- _Problem requirements_
Select every line containing the word "subtitle" from the material, and copy those lines.

- _Entries supplied_
########
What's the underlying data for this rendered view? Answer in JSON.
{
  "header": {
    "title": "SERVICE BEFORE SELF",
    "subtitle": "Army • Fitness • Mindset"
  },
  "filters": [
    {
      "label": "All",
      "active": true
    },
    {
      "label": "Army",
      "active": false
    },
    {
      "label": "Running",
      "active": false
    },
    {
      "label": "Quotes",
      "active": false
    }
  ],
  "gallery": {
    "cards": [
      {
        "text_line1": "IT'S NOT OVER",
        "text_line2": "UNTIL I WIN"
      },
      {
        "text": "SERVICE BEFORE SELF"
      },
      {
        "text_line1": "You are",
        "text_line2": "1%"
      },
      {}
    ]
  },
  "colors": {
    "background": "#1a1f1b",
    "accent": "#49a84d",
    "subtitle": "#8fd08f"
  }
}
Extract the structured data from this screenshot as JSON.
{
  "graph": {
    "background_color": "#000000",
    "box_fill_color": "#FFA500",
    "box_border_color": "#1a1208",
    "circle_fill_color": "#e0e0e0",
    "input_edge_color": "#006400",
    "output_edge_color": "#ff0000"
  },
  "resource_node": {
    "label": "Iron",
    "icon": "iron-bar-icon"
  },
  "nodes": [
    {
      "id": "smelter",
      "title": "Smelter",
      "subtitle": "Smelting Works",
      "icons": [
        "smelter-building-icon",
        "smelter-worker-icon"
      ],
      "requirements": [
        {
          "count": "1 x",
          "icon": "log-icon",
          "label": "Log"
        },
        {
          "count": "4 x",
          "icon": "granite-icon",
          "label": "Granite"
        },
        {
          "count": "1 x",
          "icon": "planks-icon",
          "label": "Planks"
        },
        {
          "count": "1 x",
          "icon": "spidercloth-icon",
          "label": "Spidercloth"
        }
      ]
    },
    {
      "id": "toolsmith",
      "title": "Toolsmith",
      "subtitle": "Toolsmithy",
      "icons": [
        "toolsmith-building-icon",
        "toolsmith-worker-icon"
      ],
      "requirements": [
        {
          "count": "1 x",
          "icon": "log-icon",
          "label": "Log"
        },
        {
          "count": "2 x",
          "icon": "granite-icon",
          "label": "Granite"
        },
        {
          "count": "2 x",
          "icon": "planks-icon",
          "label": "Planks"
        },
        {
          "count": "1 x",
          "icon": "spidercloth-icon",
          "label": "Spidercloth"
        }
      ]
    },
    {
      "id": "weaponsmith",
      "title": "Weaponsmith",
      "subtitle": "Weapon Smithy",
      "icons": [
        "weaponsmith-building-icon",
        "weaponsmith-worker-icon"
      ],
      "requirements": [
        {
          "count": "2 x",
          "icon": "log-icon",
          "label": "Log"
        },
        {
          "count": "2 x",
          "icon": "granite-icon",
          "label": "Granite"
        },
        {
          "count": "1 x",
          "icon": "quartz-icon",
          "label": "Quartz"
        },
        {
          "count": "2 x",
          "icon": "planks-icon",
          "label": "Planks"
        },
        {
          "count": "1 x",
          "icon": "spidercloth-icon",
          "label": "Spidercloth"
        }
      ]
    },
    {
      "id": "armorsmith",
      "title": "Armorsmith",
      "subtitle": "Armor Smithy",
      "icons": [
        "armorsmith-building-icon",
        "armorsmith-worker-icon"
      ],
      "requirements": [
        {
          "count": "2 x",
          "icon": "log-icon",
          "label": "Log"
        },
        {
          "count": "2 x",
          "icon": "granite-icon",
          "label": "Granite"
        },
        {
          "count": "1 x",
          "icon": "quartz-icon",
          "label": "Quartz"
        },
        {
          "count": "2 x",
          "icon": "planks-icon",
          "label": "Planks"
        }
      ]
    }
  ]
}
########
- _Response_
    "subtitle": "Army • Fitness • Mindset"
    "subtitle": "#8fd08f"
      "subtitle": "Smelting Works",
      "subtitle": "Toolsmithy",
      "subtitle": "Weapon Smithy",
      "subtitle": "Armor Smithy",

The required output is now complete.